** Start **
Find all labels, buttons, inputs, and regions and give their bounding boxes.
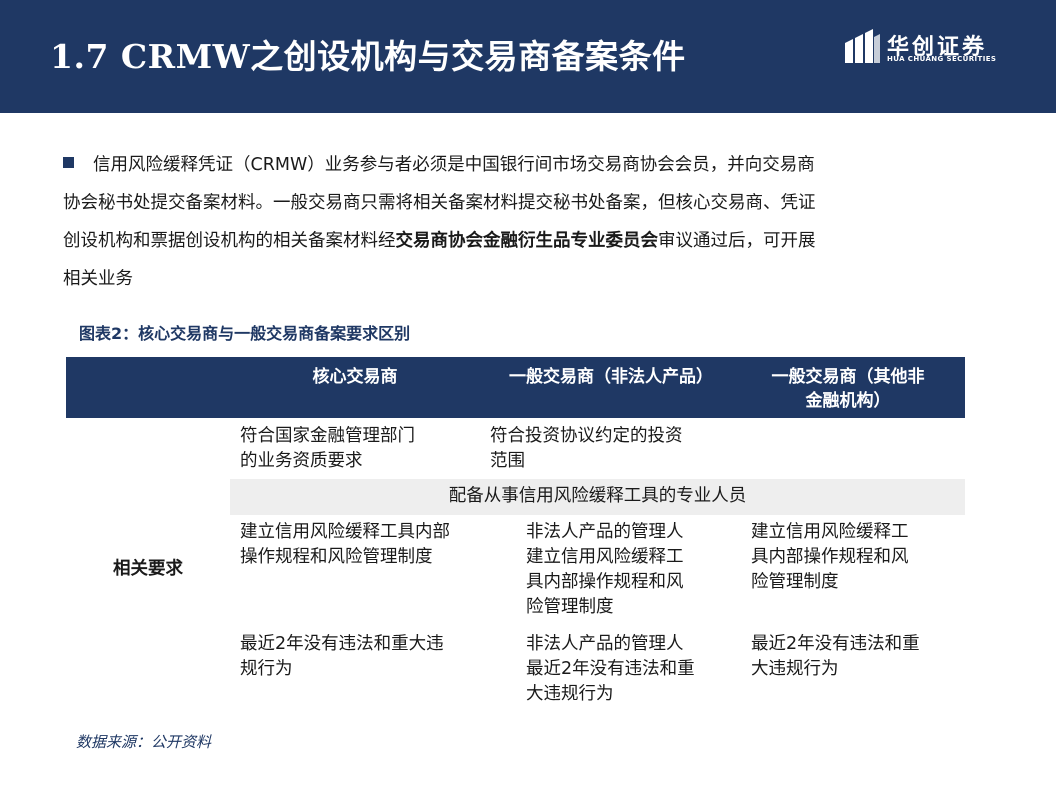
square-bullet-icon: [63, 157, 74, 168]
figure-title: 图表2：核心交易商与一般交易商备案要求区别: [79, 324, 411, 343]
r4-nonlegal-cell: 非法人产品的管理人 最近2年没有违法和重 大违规行为: [526, 634, 695, 704]
r4-other-cell: 最近2年没有违法和重 大违规行为: [751, 634, 920, 679]
r2-merged-cell: 配备从事信用风险缓释工具的专业人员: [448, 486, 747, 506]
r4-core-cell: 最近2年没有违法和重大违 规行为: [240, 634, 444, 679]
paragraph-line-3: 创设机构和票据创设机构的相关备案材料经交易商协会金融衍生品专业委员会审议通过后，…: [63, 231, 816, 251]
emphasis-committee: 交易商协会金融衍生品专业委员会: [395, 231, 659, 251]
paragraph-line-1: 信用风险缓释凭证（CRMW）业务参与者必须是中国银行间市场交易商协会会员，并向交…: [63, 146, 993, 184]
header-general-nonlegal: 一般交易商（非法人产品）: [509, 367, 713, 387]
header-bar: 1.7 CRMW之创设机构与交易商备案条件 华创证券 HUA CHUANG SE…: [0, 0, 1056, 113]
r3-nonlegal-cell: 非法人产品的管理人 建立信用风险缓释工 具内部操作规程和风 险管理制度: [526, 522, 684, 617]
logo: 华创证券 HUA CHUANG SECURITIES: [843, 29, 1003, 69]
intro-paragraph: 信用风险缓释凭证（CRMW）业务参与者必须是中国银行间市场交易商协会会员，并向交…: [63, 146, 993, 298]
hua-chuang-logo-icon: [845, 29, 880, 63]
header-general-other: 一般交易商（其他非 金融机构）: [771, 367, 925, 411]
table-header-row: 核心交易商 一般交易商（非法人产品） 一般交易商（其他非 金融机构）: [66, 357, 965, 418]
header-core-dealer: 核心交易商: [312, 367, 398, 387]
paragraph-line-2: 协会秘书处提交备案材料。一般交易商只需将相关备案材料提交秘书处备案，但核心交易商…: [63, 193, 816, 213]
paragraph-line-4: 相关业务: [63, 269, 133, 289]
page-title: 1.7 CRMW之创设机构与交易商备案条件: [50, 37, 686, 76]
r1-nonlegal-cell: 符合投资协议约定的投资 范围: [490, 426, 683, 471]
data-source-note: 数据来源：公开资料: [76, 733, 212, 751]
row-label: 相关要求: [113, 559, 183, 579]
r2-merged-row: 配备从事信用风险缓释工具的专业人员: [230, 479, 965, 515]
r1-core-cell: 符合国家金融管理部门 的业务资质要求: [240, 426, 415, 471]
logo-text-en: HUA CHUANG SECURITIES: [887, 55, 997, 63]
r3-core-cell: 建立信用风险缓释工具内部 操作规程和风险管理制度: [240, 522, 450, 567]
r3-other-cell: 建立信用风险缓释工 具内部操作规程和风 险管理制度: [751, 522, 909, 592]
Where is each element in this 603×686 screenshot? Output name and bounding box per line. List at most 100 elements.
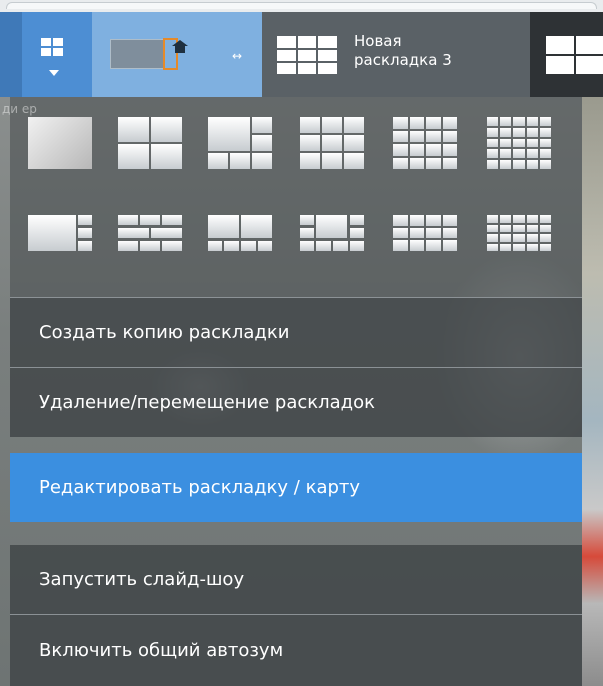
layout-template-3x4[interactable] bbox=[393, 215, 457, 251]
layout-cell bbox=[426, 144, 441, 156]
layout-template-2-plus-6[interactable] bbox=[118, 215, 182, 251]
layout-cell bbox=[426, 130, 441, 142]
layout-cell bbox=[393, 215, 408, 226]
layout-cell bbox=[539, 117, 551, 126]
home-icon bbox=[172, 40, 188, 54]
layout-cell bbox=[500, 127, 512, 137]
layout-cell bbox=[393, 117, 408, 129]
layout-selector: ↔ bbox=[22, 12, 262, 97]
layout-cell bbox=[539, 243, 551, 251]
layout-cell bbox=[526, 243, 538, 251]
layout-cell bbox=[409, 215, 424, 226]
layout-template-1-plus-side[interactable] bbox=[28, 215, 92, 251]
layout-tab-title-line1: Новая bbox=[354, 32, 402, 50]
layout-tab-new-layout-3[interactable]: Новая раскладка 3 bbox=[262, 12, 530, 97]
layout-cell bbox=[409, 240, 424, 251]
layout-tab-title: Новая раскладка 3 bbox=[354, 32, 452, 70]
layout-cell bbox=[513, 160, 525, 169]
layout-template-1-plus-5[interactable] bbox=[208, 117, 272, 169]
layout-cell bbox=[500, 138, 512, 148]
layouts-menu-button[interactable] bbox=[22, 12, 92, 97]
layout-cell bbox=[393, 144, 408, 156]
layout-cell bbox=[426, 240, 441, 251]
layout-grid-icon bbox=[277, 36, 337, 74]
layout-cell bbox=[539, 127, 551, 137]
menu-item-enable-autozoom[interactable]: Включить общий автозум bbox=[10, 615, 582, 686]
menu-item-start-slideshow[interactable]: Запустить слайд-шоу bbox=[10, 545, 582, 614]
layout-cell bbox=[500, 243, 512, 251]
menu-item-copy-layout[interactable]: Создать копию раскладки bbox=[10, 298, 582, 367]
layout-cell bbox=[487, 149, 499, 159]
layout-cell bbox=[539, 234, 551, 242]
layout-dropdown-menu: ди ер Создать копию раскладки Удаление/п… bbox=[2, 97, 582, 686]
layout-cell bbox=[442, 130, 457, 142]
layout-cell bbox=[539, 149, 551, 159]
layout-toolbar: ↔ Новая раскладка 3 bbox=[0, 12, 603, 97]
layout-grid-icon bbox=[546, 36, 603, 74]
layout-cell bbox=[513, 127, 525, 137]
layout-cell bbox=[442, 227, 457, 239]
layout-template-3x3[interactable] bbox=[300, 117, 364, 169]
layout-template-5x5[interactable] bbox=[487, 117, 551, 169]
layout-cell bbox=[500, 117, 512, 126]
layout-template-4x4[interactable] bbox=[393, 117, 457, 169]
window-frame bbox=[0, 0, 603, 12]
layout-tab-next[interactable] bbox=[530, 12, 603, 97]
layout-cell bbox=[526, 117, 538, 126]
layout-tab-title-line2: раскладка 3 bbox=[354, 51, 452, 69]
layout-cell bbox=[487, 127, 499, 137]
layout-cell bbox=[393, 157, 408, 169]
layout-cell bbox=[487, 243, 499, 251]
layout-cell bbox=[500, 234, 512, 242]
layout-cell bbox=[442, 144, 457, 156]
layout-cell bbox=[426, 215, 441, 226]
layout-cell bbox=[409, 227, 424, 239]
layout-cell bbox=[487, 160, 499, 169]
layout-templates-row-2 bbox=[10, 195, 582, 281]
layout-cell bbox=[513, 234, 525, 242]
layout-cell bbox=[487, 215, 499, 223]
layout-cell bbox=[526, 138, 538, 148]
layout-cell bbox=[393, 130, 408, 142]
layout-cell bbox=[500, 215, 512, 223]
layout-cell bbox=[487, 224, 499, 232]
toolbar-edge bbox=[0, 12, 22, 97]
layout-cell bbox=[409, 157, 424, 169]
layout-cell bbox=[513, 224, 525, 232]
layout-cell bbox=[526, 215, 538, 223]
layout-template-mixed[interactable] bbox=[300, 215, 364, 251]
layout-cell bbox=[513, 117, 525, 126]
layout-cell bbox=[526, 224, 538, 232]
chevron-down-icon bbox=[49, 70, 59, 76]
layout-cell bbox=[513, 149, 525, 159]
resize-handle-icon[interactable]: ↔ bbox=[232, 49, 242, 63]
home-layout-thumbnail[interactable] bbox=[110, 38, 165, 70]
layout-cell bbox=[513, 243, 525, 251]
layout-cell bbox=[526, 149, 538, 159]
layout-template-1x1[interactable] bbox=[28, 117, 92, 169]
menu-item-label: Создать копию раскладки bbox=[39, 322, 290, 343]
menu-item-label: Запустить слайд-шоу bbox=[39, 569, 245, 590]
layout-template-4x5[interactable] bbox=[487, 215, 551, 251]
layout-cell bbox=[442, 215, 457, 226]
layout-template-wide-plus-small[interactable] bbox=[208, 215, 272, 251]
layout-cell bbox=[409, 117, 424, 129]
layout-cell bbox=[442, 117, 457, 129]
menu-item-label: Включить общий автозум bbox=[39, 640, 284, 661]
layout-cell bbox=[526, 127, 538, 137]
camera-view-edge bbox=[582, 97, 603, 686]
layout-cell bbox=[487, 234, 499, 242]
layout-cell bbox=[426, 227, 441, 239]
layout-cell bbox=[500, 160, 512, 169]
layout-cell bbox=[426, 117, 441, 129]
menu-item-manage-layouts[interactable]: Удаление/перемещение раскладок bbox=[10, 368, 582, 437]
layout-cell bbox=[539, 224, 551, 232]
layout-cell bbox=[442, 157, 457, 169]
layout-template-2x2[interactable] bbox=[118, 117, 182, 169]
layout-cell bbox=[513, 215, 525, 223]
layout-cell bbox=[513, 138, 525, 148]
menu-item-edit-layout-map[interactable]: Редактировать раскладку / карту bbox=[10, 453, 582, 522]
menu-item-label: Удаление/перемещение раскладок bbox=[39, 392, 376, 413]
layout-cell bbox=[539, 215, 551, 223]
menu-item-label: Редактировать раскладку / карту bbox=[39, 477, 361, 498]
** End **
→ **The task**:
Please find each line in the listing that contains the string "CRMW之创设机构与交易商备案条件", with case counting, and copy every such line in full.

→ **Answer in full**:
header-bar: 1.7 CRMW之创设机构与交易商备案条件 华创证券 HUA CHUANG SE…: [0, 0, 1056, 113]
page-title: 1.7 CRMW之创设机构与交易商备案条件: [50, 37, 686, 76]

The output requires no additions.